**YOUR TASK**
Retype the listing that follows, word for word.

(Extracted records)

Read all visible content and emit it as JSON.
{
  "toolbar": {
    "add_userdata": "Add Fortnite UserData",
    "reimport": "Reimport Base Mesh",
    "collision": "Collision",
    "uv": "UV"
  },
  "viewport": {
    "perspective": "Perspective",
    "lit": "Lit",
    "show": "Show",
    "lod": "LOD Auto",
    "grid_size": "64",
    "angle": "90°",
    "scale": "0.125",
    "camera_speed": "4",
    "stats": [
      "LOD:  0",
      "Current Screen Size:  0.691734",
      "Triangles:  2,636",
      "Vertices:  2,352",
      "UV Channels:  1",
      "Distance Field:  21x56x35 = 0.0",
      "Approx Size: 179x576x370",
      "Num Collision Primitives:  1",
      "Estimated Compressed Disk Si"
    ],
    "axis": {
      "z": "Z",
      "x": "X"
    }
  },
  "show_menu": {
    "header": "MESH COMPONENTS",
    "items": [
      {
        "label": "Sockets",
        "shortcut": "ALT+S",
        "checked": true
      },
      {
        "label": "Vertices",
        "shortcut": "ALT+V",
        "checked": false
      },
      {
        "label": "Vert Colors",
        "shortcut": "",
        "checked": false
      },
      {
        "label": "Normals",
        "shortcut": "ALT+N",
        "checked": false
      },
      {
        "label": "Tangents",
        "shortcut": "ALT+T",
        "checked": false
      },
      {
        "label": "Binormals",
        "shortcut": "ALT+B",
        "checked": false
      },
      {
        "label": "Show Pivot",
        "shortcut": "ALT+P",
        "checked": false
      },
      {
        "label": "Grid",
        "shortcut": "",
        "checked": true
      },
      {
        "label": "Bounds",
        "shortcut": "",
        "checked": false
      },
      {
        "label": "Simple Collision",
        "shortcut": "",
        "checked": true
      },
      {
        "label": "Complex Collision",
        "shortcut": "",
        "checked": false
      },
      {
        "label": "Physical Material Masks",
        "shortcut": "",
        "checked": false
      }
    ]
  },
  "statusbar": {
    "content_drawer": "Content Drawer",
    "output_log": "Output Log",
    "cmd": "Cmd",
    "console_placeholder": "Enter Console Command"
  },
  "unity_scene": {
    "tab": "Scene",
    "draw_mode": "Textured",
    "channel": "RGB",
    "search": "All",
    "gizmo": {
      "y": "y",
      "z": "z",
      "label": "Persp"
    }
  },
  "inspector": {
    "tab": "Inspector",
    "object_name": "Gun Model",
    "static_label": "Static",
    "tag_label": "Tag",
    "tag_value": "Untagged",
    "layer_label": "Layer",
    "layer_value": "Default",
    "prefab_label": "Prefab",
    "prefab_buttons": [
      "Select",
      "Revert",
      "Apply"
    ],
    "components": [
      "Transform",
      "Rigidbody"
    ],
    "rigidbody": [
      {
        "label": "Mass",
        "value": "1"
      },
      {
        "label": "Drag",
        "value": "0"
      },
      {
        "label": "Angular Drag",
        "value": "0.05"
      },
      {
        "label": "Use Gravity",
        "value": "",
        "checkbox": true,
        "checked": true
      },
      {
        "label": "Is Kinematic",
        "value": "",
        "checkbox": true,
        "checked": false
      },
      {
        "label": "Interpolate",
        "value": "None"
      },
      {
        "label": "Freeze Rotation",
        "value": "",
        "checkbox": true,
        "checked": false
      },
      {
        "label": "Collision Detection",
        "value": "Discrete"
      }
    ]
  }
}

**CORRECT OUTPUT**
Read all visible content and emit it as JSON.
{
  "toolbar": {
    "add_userdata": "Add Fortnite UserData",
    "reimport": "Reimport Base Mesh",
    "collision": "Collision",
    "uv": "UV"
  },
  "viewport": {
    "perspective": "Perspective",
    "lit": "Lit",
    "show": "Show",
    "lod": "LOD Auto",
    "grid_size": "64",
    "angle": "90°",
    "scale": "0.125",
    "camera_speed": "4",
    "stats": [
      "LOD:  0",
      "Current Screen Size:  0.691734",
      "Triangles:  2,636",
      "Vertices:  2,352",
      "UV Channels:  1",
      "Distance Field:  21x56x35 = 0.0",
      "Approx Size: 179x576x370",
      "Num Collision Primitives:  1",
      "Estimated Compressed Disk Si"
    ],
    "axis": {
      "z": "Z",
      "x": "X"
    }
  },
  "show_menu": {
    "header": "MESH COMPONENTS",
    "items": [
      {
        "label": "Sockets",
        "shortcut": "ALT+S",
        "checked": true
      },
      {
        "label": "Vertices",
        "shortcut": "ALT+V",
        "checked": false
      },
      {
        "label": "Vert Colors",
        "shortcut": "",
        "checked": false
      },
      {
        "label": "Normals",
        "shortcut": "ALT+N",
        "checked": false
      },
      {
        "label": "Tangents",
        "shortcut": "ALT+T",
        "checked": false
      },
      {
        "label": "Binormals",
        "shortcut": "ALT+B",
        "checked": false
      },
      {
        "label": "Show Pivot",
        "shortcut": "ALT+P",
        "checked": false
      },
      {
        "label": "Grid",
        "shortcut": "",
        "checked": true
      },
      {
        "label": "Bounds",
        "shortcut": "",
        "checked": false
      },
      {
        "label": "Simple Collision",
        "shortcut": "",
        "checked": true
      },
      {
        "label": "Complex Collision",
        "shortcut": "",
        "checked": false
      },
      {
        "label": "Physical Material Masks",
        "shortcut": "",
        "checked": false
      }
    ]
  },
  "statusbar": {
    "content_drawer": "Content Drawer",
    "output_log": "Output Log",
    "cmd": "Cmd",
    "console_placeholder": "Enter Console Command"
  },
  "unity_scene": {
    "tab": "Scene",
    "draw_mode": "Textured",
    "channel": "RGB",
    "search": "All",
    "gizmo": {
      "y": "y",
      "z": "z",
      "label": "Persp"
    }
  },
  "inspector": {
    "tab": "Inspector",
    "object_name": "Gun Model",
    "static_label": "Static",
    "tag_label": "Tag",
    "tag_value": "Untagged",
    "layer_label": "Layer",
    "layer_value": "Default",
    "prefab_label": "Prefab",
    "prefab_buttons": [
      "Select",
      "Revert",
      "Apply"
    ],
    "components": [
      "Transform",
      "Rigidbody"
    ],
    "rigidbody": [
      {
        "label": "Mass",
        "value": "1"
      },
      {
        "label": "Drag",
        "value": "0"
      },
      {
        "label": "Angular Drag",
        "value": "0.05"
      },
      {
        "label": "Use Gravity",
        "value": "",
        "checkbox": true,
        "checked": true
      },
      {
        "label": "Is Kinematic",
        "value": "",
        "checkbox": true,
        "checked": false
      },
      {
        "label": "Interpolate",
        "value": "None"
      },
      {
        "label": "Freeze Rotation",
        "value": "",
        "checkbox": true,
        "checked": false
      },
      {
        "label": "Collision Detection",
        "value": "Discrete"
      }
    ]
  }
}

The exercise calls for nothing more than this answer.